━━ Supplied data

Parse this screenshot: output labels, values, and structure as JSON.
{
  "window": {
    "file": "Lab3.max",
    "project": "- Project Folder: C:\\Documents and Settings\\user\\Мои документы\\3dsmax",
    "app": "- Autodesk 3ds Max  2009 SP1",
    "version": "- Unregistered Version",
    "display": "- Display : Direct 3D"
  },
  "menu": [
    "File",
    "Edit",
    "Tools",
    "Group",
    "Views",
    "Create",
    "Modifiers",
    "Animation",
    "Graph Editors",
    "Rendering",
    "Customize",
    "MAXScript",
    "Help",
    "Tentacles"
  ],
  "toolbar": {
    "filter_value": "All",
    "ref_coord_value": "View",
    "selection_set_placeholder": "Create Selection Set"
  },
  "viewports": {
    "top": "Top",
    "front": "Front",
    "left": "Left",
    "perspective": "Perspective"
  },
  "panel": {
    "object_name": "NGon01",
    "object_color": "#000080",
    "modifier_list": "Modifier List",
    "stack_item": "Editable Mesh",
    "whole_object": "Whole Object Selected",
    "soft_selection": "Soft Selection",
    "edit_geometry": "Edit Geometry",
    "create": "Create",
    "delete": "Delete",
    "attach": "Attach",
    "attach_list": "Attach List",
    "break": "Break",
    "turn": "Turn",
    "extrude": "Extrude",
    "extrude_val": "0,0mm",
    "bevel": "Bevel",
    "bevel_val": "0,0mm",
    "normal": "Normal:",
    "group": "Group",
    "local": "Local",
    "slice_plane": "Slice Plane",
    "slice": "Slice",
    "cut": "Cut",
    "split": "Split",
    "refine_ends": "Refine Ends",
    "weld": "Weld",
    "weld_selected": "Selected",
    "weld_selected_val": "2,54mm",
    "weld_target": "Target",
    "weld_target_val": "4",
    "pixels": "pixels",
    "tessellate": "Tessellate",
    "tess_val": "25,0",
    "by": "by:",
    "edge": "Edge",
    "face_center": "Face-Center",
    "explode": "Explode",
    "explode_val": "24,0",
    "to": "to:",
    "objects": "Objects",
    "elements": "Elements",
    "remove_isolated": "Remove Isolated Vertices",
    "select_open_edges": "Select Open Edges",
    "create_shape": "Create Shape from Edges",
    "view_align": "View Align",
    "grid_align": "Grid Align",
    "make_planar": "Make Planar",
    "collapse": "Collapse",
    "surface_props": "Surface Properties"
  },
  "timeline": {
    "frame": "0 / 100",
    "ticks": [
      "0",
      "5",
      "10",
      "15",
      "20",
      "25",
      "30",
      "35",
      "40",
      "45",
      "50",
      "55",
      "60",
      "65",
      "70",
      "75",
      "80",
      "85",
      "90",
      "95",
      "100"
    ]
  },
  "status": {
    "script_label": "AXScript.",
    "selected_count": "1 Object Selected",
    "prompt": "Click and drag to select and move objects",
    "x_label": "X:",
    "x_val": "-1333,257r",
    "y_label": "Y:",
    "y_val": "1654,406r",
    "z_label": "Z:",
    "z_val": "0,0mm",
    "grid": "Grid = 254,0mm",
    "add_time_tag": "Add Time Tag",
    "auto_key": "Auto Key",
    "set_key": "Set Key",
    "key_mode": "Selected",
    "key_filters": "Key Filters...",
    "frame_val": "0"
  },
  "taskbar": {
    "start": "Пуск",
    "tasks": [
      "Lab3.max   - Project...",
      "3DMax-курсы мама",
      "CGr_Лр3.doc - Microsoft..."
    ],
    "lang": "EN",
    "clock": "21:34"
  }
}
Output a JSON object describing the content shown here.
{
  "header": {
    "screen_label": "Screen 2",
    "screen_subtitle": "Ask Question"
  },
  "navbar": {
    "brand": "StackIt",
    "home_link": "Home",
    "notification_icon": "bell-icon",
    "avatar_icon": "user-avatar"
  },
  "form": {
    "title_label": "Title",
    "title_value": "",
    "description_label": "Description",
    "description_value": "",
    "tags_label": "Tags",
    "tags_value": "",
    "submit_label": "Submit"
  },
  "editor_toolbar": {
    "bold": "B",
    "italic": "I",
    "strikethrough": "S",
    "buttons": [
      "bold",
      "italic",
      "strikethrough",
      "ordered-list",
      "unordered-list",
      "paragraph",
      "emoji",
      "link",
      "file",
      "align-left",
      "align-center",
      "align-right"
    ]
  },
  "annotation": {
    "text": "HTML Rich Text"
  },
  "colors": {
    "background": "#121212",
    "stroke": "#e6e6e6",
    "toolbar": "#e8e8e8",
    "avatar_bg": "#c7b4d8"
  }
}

━━━━

Prompt → From the line containing "Output a JSON" through the final line of the listing above, retype every line exactly; leave out everything else.

Complete output →
Output a JSON object describing the content shown here.
{
  "header": {
    "screen_label": "Screen 2",
    "screen_subtitle": "Ask Question"
  },
  "navbar": {
    "brand": "StackIt",
    "home_link": "Home",
    "notification_icon": "bell-icon",
    "avatar_icon": "user-avatar"
  },
  "form": {
    "title_label": "Title",
    "title_value": "",
    "description_label": "Description",
    "description_value": "",
    "tags_label": "Tags",
    "tags_value": "",
    "submit_label": "Submit"
  },
  "editor_toolbar": {
    "bold": "B",
    "italic": "I",
    "strikethrough": "S",
    "buttons": [
      "bold",
      "italic",
      "strikethrough",
      "ordered-list",
      "unordered-list",
      "paragraph",
      "emoji",
      "link",
      "file",
      "align-left",
      "align-center",
      "align-right"
    ]
  },
  "annotation": {
    "text": "HTML Rich Text"
  },
  "colors": {
    "background": "#121212",
    "stroke": "#e6e6e6",
    "toolbar": "#e8e8e8",
    "avatar_bg": "#c7b4d8"
  }
}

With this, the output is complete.